What the task asks: Can you write out the whole listing exactly?

[Stored records]
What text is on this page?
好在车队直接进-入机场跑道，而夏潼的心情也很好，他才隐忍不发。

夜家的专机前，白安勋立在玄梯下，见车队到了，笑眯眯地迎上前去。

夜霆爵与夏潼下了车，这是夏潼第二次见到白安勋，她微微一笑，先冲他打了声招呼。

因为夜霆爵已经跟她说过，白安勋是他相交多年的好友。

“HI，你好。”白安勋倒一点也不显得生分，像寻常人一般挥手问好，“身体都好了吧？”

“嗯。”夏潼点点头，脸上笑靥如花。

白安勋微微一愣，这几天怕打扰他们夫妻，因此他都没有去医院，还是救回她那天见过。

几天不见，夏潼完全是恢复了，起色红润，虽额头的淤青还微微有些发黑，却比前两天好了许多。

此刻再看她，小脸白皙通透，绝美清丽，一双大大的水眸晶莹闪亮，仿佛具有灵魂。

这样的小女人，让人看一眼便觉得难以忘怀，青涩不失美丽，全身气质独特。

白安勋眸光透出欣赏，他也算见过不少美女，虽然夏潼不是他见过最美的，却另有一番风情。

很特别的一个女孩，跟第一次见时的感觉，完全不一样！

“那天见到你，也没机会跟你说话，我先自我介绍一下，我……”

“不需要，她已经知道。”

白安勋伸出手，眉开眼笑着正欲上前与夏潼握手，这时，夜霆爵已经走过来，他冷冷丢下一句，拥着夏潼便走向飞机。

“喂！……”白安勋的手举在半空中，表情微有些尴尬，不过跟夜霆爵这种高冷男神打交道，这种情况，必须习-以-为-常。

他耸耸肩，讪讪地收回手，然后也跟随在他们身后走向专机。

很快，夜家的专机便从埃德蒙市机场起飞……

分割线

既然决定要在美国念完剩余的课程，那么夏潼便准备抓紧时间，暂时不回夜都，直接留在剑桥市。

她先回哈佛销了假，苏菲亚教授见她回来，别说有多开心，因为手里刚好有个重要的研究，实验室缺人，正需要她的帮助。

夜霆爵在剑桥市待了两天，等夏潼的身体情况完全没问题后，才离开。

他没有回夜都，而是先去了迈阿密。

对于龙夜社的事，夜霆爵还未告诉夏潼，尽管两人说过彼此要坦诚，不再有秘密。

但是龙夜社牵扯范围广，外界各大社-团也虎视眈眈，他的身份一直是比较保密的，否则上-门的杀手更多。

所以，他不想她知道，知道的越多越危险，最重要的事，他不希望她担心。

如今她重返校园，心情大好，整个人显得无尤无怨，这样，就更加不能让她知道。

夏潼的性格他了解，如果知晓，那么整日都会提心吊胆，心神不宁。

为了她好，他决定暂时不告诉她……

Exercise solution:
What text is on this page?
好在车队直接进-入机场跑道，而夏潼的心情也很好，他才隐忍不发。

夜家的专机前，白安勋立在玄梯下，见车队到了，笑眯眯地迎上前去。

夜霆爵与夏潼下了车，这是夏潼第二次见到白安勋，她微微一笑，先冲他打了声招呼。

因为夜霆爵已经跟她说过，白安勋是他相交多年的好友。

“HI，你好。”白安勋倒一点也不显得生分，像寻常人一般挥手问好，“身体都好了吧？”

“嗯。”夏潼点点头，脸上笑靥如花。

白安勋微微一愣，这几天怕打扰他们夫妻，因此他都没有去医院，还是救回她那天见过。

几天不见，夏潼完全是恢复了，起色红润，虽额头的淤青还微微有些发黑，却比前两天好了许多。

此刻再看她，小脸白皙通透，绝美清丽，一双大大的水眸晶莹闪亮，仿佛具有灵魂。

这样的小女人，让人看一眼便觉得难以忘怀，青涩不失美丽，全身气质独特。

白安勋眸光透出欣赏，他也算见过不少美女，虽然夏潼不是他见过最美的，却另有一番风情。

很特别的一个女孩，跟第一次见时的感觉，完全不一样！

“那天见到你，也没机会跟你说话，我先自我介绍一下，我……”

“不需要，她已经知道。”

白安勋伸出手，眉开眼笑着正欲上前与夏潼握手，这时，夜霆爵已经走过来，他冷冷丢下一句，拥着夏潼便走向飞机。

“喂！……”白安勋的手举在半空中，表情微有些尴尬，不过跟夜霆爵这种高冷男神打交道，这种情况，必须习-以-为-常。

他耸耸肩，讪讪地收回手，然后也跟随在他们身后走向专机。

很快，夜家的专机便从埃德蒙市机场起飞……

分割线

既然决定要在美国念完剩余的课程，那么夏潼便准备抓紧时间，暂时不回夜都，直接留在剑桥市。

她先回哈佛销了假，苏菲亚教授见她回来，别说有多开心，因为手里刚好有个重要的研究，实验室缺人，正需要她的帮助。

夜霆爵在剑桥市待了两天，等夏潼的身体情况完全没问题后，才离开。

他没有回夜都，而是先去了迈阿密。

对于龙夜社的事，夜霆爵还未告诉夏潼，尽管两人说过彼此要坦诚，不再有秘密。

但是龙夜社牵扯范围广，外界各大社-团也虎视眈眈，他的身份一直是比较保密的，否则上-门的杀手更多。

所以，他不想她知道，知道的越多越危险，最重要的事，他不希望她担心。

如今她重返校园，心情大好，整个人显得无尤无怨，这样，就更加不能让她知道。

夏潼的性格他了解，如果知晓，那么整日都会提心吊胆，心神不宁。

为了她好，他决定暂时不告诉她……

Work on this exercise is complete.